Look through the records below and give the number of lines holding the string "उपलब", nothing more.

· · ·

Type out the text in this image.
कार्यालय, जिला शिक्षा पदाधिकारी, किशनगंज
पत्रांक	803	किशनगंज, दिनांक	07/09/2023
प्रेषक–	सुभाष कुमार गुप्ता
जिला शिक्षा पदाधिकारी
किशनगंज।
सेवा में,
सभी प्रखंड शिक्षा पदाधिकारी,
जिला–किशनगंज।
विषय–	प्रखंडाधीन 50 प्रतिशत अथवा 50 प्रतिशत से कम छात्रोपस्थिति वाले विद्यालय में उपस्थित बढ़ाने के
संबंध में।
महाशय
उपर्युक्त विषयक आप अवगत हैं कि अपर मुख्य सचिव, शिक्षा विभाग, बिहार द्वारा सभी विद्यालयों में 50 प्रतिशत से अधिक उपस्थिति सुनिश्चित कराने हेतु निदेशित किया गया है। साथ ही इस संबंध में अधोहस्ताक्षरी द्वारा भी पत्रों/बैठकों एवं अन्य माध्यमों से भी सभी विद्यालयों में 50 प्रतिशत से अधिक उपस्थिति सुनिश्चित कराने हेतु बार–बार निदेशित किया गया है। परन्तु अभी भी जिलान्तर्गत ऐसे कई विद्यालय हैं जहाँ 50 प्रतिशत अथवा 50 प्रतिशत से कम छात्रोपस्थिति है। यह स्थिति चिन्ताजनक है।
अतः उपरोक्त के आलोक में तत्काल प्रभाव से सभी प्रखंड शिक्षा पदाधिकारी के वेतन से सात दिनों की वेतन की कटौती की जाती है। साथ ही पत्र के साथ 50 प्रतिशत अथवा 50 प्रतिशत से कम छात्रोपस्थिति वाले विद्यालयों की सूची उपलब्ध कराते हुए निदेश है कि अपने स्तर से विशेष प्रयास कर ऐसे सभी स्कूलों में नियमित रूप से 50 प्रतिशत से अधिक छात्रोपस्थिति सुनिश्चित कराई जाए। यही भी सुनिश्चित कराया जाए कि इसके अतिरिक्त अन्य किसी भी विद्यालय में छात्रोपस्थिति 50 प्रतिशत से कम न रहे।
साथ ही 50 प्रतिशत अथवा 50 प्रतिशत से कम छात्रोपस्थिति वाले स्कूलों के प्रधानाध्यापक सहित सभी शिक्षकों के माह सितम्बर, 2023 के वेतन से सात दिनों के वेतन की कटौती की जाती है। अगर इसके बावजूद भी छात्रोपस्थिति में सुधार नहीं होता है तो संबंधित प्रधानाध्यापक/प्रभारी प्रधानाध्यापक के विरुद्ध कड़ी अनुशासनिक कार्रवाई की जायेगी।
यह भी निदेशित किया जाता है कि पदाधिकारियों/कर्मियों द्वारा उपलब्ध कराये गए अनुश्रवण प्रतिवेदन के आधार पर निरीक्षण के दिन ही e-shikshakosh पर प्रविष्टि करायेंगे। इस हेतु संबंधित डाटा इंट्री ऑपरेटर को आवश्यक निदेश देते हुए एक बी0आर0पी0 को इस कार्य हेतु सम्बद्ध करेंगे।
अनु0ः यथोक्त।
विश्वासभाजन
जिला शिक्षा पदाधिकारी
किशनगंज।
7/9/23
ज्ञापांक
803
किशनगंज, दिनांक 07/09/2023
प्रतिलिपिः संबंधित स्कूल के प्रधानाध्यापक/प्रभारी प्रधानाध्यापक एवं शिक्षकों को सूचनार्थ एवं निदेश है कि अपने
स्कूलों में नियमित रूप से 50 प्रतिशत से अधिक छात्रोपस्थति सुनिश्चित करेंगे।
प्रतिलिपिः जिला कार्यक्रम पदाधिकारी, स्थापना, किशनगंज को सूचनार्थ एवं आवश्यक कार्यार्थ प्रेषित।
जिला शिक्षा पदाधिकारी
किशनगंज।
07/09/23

· · ·

■ EXERCISE RESPONSE: 2